··· Extracted records

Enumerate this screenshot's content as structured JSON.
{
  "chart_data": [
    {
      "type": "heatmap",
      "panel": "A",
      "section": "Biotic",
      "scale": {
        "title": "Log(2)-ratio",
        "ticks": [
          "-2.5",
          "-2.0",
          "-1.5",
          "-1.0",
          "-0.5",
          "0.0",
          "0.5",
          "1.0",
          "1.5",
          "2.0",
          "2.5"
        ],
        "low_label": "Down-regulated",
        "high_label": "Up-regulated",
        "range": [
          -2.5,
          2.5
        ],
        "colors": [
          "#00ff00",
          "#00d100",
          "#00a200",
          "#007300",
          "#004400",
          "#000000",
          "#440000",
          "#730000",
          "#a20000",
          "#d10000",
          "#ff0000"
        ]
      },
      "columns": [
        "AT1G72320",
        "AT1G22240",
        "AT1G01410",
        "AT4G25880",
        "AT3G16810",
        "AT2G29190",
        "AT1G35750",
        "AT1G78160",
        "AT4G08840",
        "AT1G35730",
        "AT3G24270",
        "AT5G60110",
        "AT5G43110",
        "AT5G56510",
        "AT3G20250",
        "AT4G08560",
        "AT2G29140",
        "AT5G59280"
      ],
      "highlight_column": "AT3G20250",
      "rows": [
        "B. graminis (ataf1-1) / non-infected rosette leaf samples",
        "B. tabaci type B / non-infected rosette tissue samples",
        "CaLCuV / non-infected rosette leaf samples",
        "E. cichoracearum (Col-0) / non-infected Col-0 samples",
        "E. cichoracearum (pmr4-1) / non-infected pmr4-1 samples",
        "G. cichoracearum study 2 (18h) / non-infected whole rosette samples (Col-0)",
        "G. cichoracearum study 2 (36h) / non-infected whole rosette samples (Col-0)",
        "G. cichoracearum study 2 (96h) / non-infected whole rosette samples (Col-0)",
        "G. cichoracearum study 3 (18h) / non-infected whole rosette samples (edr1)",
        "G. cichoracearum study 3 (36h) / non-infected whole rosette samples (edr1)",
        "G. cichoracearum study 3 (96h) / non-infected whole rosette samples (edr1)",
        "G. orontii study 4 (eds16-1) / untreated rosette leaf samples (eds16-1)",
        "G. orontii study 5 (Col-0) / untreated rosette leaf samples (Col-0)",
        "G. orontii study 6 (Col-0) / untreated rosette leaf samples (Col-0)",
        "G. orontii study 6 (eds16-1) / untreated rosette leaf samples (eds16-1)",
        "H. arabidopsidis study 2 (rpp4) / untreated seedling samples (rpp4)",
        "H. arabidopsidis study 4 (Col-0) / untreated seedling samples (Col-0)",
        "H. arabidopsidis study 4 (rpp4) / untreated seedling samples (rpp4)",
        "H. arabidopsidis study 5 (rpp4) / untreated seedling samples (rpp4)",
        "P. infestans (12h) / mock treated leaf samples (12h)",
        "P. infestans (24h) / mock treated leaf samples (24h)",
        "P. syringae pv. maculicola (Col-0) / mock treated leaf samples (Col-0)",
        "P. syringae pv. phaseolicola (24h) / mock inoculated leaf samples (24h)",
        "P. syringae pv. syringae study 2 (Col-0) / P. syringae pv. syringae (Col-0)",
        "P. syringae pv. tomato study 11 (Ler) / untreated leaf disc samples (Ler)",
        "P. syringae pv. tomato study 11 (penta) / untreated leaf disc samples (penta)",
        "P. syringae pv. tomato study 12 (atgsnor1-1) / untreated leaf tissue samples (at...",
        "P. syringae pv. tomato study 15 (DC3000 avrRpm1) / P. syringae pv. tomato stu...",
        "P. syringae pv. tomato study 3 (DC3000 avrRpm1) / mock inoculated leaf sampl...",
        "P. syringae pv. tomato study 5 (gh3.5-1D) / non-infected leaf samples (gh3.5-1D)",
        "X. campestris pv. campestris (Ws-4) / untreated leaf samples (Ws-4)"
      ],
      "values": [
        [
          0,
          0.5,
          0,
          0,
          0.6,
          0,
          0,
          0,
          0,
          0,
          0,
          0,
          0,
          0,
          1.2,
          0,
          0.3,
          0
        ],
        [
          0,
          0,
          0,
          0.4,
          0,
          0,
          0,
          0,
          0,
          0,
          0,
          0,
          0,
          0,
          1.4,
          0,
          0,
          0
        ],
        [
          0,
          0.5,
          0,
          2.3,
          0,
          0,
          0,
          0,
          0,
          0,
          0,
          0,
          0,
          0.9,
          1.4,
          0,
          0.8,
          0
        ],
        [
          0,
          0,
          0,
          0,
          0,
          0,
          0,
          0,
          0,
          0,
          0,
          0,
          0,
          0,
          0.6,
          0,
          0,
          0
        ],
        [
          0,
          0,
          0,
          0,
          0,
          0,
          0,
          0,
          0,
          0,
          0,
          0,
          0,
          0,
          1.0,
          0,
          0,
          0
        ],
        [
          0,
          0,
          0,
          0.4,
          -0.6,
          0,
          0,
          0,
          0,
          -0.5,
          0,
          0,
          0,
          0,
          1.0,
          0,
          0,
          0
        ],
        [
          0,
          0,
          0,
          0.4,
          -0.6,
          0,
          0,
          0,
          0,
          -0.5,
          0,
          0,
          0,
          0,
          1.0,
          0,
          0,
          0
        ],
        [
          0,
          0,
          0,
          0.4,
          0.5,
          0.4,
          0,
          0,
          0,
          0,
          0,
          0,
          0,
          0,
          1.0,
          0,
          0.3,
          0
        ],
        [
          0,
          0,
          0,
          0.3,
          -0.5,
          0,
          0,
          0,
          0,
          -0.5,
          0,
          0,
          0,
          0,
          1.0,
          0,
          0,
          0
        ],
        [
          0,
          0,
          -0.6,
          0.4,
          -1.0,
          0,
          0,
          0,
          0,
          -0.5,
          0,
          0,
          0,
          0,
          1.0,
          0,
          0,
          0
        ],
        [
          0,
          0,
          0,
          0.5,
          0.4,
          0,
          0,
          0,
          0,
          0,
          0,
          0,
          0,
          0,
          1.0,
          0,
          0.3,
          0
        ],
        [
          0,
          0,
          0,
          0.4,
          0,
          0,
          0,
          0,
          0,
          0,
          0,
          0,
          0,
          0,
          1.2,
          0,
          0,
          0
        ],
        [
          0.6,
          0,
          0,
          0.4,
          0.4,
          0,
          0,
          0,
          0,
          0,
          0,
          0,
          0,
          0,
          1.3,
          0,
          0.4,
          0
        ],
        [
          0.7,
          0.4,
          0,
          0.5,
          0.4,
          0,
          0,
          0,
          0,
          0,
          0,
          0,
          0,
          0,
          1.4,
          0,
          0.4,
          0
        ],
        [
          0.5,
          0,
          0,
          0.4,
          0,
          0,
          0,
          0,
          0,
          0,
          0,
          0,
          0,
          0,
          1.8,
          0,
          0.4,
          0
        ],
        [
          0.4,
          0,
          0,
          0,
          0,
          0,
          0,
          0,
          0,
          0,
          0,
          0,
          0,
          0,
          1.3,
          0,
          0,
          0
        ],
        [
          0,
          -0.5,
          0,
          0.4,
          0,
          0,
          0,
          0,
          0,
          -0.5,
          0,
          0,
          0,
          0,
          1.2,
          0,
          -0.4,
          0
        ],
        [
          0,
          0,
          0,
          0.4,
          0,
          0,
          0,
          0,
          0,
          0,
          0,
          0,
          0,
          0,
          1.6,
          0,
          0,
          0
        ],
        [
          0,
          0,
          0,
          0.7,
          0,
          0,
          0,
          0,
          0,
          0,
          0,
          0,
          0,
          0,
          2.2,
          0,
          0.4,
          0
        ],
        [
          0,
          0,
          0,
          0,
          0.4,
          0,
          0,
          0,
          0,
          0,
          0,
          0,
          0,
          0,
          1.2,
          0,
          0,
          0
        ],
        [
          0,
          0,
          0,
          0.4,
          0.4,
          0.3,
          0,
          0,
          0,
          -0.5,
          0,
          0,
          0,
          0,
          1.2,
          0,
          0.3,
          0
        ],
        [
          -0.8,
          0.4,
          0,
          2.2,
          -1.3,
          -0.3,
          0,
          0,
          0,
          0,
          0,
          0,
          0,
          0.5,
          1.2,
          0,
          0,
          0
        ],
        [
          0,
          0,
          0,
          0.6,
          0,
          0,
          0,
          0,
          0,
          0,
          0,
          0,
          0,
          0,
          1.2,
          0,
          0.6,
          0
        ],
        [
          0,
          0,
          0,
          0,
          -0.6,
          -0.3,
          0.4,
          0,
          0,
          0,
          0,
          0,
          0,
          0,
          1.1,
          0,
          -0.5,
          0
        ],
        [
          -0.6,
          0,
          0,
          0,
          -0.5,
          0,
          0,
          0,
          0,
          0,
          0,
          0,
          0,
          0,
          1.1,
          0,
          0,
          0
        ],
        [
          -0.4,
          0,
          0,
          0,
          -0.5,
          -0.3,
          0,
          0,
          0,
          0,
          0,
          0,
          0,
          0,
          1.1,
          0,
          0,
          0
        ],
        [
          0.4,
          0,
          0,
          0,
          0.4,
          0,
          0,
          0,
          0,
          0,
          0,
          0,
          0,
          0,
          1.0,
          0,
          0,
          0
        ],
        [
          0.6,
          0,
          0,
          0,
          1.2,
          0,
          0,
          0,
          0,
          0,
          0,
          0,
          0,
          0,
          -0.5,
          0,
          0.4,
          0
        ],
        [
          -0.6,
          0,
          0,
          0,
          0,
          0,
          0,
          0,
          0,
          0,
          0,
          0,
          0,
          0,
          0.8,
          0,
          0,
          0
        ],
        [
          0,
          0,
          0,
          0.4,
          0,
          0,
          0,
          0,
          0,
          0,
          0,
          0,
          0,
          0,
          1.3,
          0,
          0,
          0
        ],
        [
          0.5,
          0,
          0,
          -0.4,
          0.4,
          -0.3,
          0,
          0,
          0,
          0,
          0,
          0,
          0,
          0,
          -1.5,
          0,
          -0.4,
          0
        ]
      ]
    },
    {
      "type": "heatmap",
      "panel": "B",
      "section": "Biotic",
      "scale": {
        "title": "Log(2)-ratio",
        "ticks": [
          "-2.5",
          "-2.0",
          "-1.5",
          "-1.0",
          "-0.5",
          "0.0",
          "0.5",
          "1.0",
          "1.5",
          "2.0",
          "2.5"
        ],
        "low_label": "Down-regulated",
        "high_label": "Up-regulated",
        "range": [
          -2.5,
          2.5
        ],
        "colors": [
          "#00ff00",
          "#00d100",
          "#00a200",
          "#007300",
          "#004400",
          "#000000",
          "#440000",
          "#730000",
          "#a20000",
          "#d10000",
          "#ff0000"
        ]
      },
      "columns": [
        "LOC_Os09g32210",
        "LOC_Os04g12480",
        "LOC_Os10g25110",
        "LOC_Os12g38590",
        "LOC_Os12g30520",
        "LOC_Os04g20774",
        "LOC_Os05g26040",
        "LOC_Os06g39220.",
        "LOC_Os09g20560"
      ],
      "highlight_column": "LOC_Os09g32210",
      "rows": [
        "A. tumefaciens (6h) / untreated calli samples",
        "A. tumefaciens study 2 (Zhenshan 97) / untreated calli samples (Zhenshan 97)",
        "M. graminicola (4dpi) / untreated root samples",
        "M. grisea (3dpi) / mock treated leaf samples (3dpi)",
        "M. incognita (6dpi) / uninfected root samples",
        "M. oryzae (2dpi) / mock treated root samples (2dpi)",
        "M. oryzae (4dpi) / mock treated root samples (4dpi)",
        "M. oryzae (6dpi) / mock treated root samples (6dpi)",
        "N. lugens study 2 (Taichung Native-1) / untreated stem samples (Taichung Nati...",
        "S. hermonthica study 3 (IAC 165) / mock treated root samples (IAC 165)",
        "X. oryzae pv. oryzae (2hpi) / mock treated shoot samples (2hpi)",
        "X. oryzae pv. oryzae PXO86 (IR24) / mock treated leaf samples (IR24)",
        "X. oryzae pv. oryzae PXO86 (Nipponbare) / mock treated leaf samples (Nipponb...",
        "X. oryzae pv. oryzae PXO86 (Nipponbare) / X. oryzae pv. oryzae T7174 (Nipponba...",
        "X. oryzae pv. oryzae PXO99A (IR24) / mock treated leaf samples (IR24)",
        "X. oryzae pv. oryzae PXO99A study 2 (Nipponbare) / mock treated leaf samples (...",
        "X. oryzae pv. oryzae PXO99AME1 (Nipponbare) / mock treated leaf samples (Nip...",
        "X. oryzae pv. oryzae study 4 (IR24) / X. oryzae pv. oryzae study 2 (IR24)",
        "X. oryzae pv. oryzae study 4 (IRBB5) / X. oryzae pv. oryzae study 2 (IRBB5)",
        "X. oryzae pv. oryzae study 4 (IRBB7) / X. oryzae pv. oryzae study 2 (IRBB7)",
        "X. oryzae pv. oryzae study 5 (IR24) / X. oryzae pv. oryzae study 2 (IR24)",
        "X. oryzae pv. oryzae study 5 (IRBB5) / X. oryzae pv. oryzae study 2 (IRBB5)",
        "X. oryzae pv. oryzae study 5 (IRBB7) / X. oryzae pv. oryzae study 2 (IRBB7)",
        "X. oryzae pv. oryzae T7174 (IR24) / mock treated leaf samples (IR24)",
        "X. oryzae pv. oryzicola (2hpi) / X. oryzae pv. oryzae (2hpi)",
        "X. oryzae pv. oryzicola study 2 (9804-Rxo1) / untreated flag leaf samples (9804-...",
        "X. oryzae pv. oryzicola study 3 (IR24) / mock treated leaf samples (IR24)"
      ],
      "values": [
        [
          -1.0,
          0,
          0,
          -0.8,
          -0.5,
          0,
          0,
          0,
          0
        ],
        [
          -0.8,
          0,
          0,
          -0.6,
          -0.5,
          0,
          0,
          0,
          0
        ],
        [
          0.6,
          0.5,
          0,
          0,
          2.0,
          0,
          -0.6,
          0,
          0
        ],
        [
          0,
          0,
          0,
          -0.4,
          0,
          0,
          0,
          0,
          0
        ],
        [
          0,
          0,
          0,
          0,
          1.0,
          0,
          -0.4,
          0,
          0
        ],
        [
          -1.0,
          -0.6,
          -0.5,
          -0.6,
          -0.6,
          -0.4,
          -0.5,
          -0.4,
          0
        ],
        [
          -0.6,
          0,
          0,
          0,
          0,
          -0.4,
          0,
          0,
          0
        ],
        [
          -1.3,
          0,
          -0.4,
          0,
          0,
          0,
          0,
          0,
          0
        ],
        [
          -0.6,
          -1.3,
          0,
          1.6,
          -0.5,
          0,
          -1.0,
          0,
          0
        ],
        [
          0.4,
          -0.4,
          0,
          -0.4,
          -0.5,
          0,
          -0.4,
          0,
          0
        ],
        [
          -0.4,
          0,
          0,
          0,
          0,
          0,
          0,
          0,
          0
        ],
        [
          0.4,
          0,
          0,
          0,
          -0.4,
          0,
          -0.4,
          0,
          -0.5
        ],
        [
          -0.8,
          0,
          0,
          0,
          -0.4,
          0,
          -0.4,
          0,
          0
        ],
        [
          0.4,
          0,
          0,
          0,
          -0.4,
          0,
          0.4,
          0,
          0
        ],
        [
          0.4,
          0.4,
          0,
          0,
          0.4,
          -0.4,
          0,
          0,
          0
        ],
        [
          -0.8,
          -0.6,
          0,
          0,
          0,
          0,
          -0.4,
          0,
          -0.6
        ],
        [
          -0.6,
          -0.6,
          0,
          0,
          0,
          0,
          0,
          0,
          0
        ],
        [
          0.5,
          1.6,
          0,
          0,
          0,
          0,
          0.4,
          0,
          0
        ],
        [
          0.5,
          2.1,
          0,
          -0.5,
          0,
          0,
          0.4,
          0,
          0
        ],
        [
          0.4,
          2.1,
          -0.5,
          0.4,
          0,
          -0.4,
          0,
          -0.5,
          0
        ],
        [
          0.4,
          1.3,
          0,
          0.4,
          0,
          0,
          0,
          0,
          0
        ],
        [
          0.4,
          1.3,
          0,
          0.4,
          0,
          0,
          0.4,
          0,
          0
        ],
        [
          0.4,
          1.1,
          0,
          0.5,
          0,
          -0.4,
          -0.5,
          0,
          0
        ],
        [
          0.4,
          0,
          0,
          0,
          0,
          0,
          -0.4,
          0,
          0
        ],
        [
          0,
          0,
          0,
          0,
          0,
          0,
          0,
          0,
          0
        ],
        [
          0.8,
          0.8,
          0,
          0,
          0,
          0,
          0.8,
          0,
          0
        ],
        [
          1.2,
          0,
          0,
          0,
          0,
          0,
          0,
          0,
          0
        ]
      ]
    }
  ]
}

······

Find "whole". Copy every line it occurs in.

**Reply**
        "G. cichoracearum study 2 (18h) / non-infected whole rosette samples (Col-0)",
        "G. cichoracearum study 2 (36h) / non-infected whole rosette samples (Col-0)",
        "G. cichoracearum study 2 (96h) / non-infected whole rosette samples (Col-0)",
        "G. cichoracearum study 3 (18h) / non-infected whole rosette samples (edr1)",
        "G. cichoracearum study 3 (36h) / non-infected whole rosette samples (edr1)",
        "G. cichoracearum study 3 (96h) / non-infected whole rosette samples (edr1)",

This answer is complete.